■ Text ■
+ + + + +

I’m working my way through the Murderbot novellas. They are fun. I’m more engaged this time than I was last time and I should be done with all four by the end of the week. Then I can read the novel.
I’m also reading Angela Thirkell’s Northbridge Rectory at a leisurely pace. Nothing much happens, except of course for the fact that there is a war on and the Germans are flying bombers over them regularly. The novel is all about the homefront and people who are trying to get through their normal lives in abnormal times. Movement is limited, food is rationed or unavailable, and there is a growing sense of a world that is changing in ways that can’t be rolled back. Most of the characters are middle-aged or older, although there are a few young people and billeted officers to liven up the setting. It’s classic Thirkell and I’m enjoying it. I don’t remember the characters and storyline very well; I would have read this first when I was in my teens and probably skimmed it because there isn’t a central romance the way there is in the novels that precede it. But this time around it’s definitely hitting the spot.
We watched another Maigret from Season 2 and we caught up on episodes of World on Fire and Baptiste. We hadn’t been quick enough on the latter to still have free access to Episode 2 (it’s on PBS), so we just went on to Episode 3. I read a recap of the former afterward and we missed a little bit but not much that was critical. When you have one main storyline and 6 hours to tell it, you wind up with a lot of cul-de-sacs and backstory. It’s pretty good, though, and Tom Hollander is predictably excellent.
TheH scored a big pack of toilet paper on his weekly grocery shop run last week. But more importantly, there were containers of Chlorox disinfecting wipes at Target! It was like hitting the lottery number. The limit was one container per customer, but that’s one more than we’ve been able to find, let alone buy, in the last two and a half months. It was very exciting.

+ + + + +

■ Records provided ■
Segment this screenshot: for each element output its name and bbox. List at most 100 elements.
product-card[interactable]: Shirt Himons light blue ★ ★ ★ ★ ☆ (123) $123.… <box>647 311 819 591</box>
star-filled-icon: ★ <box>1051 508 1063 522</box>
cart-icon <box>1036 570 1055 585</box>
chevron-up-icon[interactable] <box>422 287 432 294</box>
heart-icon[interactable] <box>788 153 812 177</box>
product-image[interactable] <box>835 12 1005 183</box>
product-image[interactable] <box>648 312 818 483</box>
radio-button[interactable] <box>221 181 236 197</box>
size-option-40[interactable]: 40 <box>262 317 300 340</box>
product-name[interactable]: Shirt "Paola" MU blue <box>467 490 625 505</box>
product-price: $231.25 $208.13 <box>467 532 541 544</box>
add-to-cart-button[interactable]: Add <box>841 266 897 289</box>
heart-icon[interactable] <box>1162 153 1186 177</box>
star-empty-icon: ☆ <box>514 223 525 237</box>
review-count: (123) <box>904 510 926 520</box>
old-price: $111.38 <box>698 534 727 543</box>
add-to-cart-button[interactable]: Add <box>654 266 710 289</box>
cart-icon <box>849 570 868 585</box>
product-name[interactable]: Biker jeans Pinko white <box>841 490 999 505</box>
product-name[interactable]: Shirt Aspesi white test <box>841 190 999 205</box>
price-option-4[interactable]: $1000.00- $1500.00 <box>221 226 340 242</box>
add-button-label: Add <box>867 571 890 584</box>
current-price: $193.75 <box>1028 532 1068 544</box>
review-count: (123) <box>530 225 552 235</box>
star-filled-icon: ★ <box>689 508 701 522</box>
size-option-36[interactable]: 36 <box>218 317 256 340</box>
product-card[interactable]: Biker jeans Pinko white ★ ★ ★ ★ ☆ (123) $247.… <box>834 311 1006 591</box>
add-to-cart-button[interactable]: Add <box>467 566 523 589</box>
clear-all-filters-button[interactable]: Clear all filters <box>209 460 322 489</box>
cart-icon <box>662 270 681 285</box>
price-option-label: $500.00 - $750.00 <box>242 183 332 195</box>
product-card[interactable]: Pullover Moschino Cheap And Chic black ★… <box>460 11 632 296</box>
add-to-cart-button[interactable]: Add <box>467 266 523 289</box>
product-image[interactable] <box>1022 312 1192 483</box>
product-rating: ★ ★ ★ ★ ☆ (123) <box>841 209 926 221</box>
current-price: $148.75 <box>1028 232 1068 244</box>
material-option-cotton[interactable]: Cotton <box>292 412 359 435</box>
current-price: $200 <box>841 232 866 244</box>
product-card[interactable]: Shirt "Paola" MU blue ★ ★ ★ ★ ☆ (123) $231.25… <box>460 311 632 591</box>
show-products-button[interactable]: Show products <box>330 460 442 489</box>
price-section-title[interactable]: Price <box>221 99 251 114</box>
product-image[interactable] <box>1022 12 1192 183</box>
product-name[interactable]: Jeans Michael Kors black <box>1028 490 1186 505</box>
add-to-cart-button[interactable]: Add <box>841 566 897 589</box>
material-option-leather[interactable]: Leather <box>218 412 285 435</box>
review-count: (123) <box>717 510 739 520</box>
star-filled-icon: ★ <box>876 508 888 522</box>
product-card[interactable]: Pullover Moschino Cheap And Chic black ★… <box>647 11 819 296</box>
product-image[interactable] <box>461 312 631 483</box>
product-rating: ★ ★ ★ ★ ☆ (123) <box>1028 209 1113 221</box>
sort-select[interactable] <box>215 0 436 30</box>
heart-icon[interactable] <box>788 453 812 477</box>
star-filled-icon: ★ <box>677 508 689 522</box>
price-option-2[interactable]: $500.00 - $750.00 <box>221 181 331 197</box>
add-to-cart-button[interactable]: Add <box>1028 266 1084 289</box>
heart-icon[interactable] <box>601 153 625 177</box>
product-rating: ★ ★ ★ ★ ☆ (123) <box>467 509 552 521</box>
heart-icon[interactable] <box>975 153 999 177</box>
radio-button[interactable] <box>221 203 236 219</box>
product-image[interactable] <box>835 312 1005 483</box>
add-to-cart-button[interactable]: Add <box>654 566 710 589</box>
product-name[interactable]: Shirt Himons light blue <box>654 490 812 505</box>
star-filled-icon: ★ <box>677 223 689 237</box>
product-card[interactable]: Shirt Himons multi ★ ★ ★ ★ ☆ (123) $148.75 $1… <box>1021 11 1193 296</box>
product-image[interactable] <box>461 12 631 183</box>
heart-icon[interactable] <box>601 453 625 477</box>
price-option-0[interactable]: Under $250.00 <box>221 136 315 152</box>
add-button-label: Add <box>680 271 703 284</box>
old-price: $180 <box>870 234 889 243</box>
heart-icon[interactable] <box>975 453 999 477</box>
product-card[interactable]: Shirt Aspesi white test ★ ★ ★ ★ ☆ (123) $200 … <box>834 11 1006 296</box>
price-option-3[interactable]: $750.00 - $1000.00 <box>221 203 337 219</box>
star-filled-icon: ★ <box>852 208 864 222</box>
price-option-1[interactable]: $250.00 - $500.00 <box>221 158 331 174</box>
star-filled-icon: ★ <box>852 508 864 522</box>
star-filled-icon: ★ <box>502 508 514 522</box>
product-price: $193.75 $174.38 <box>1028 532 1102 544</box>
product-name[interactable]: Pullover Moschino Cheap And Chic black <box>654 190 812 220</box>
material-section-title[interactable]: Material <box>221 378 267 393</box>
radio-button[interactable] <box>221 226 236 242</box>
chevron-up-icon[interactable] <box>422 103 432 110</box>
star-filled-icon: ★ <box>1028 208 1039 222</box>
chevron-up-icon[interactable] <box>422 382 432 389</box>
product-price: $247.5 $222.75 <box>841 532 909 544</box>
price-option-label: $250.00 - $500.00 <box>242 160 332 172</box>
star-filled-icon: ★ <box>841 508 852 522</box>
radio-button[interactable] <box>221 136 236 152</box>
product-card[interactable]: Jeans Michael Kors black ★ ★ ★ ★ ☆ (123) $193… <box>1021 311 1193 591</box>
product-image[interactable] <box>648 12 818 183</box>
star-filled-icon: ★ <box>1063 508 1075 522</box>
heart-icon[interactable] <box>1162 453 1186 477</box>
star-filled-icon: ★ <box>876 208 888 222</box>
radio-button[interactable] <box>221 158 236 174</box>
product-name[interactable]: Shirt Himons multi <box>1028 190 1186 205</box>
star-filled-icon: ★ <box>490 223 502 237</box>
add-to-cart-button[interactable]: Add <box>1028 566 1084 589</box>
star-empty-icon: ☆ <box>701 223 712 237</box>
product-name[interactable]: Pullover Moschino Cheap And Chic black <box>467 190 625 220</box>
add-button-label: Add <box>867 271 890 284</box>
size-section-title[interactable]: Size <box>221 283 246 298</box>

+ + + + +

■ Your task ■
Pick up the reading and viewing diary after its last sentence and write what comes next. These records have nothing to do with the reading and viewing diary.

■ Written response ■
We’ve been working on our back deck and yard to make them more user-friendly. The plants are coming along nicely; our azaleas bloomed beautifully this year. We wanted to get a giant umbrella for the deck because its southern exposure makes it really hot in the afternoon if the sun is out. But IKEA, which has one which would be perfect, is closed and apparently not delivering, or at least not reliably. As an alternative we bought a camping sun tarp from REI. It’s big enough to cover more than half of the deck and we’re able to anchor it securely. We have to take it down on windy and stormy days, but it doesn’t take long to put it up or pack it away, so we think it will work. It makes the deck much more usable.
I’m feeling better about going outside for exercise even when the paths are crowded after reading this post on Coronavirus transmission. It’s fascinating to see all the findings aggregated together and discussed in one place by someone who has the training and expertise to interpret the research. The highest levels of transmission occur in closed spaces where people congregate for sustained periods of time. It makes me sad that collective social and business events like parties and conferences (and funerals) are breeding grounds, but it makes sense. It also makes sense that airflow in closed spaces is a critical factor in how the virus spreads or doesn’t.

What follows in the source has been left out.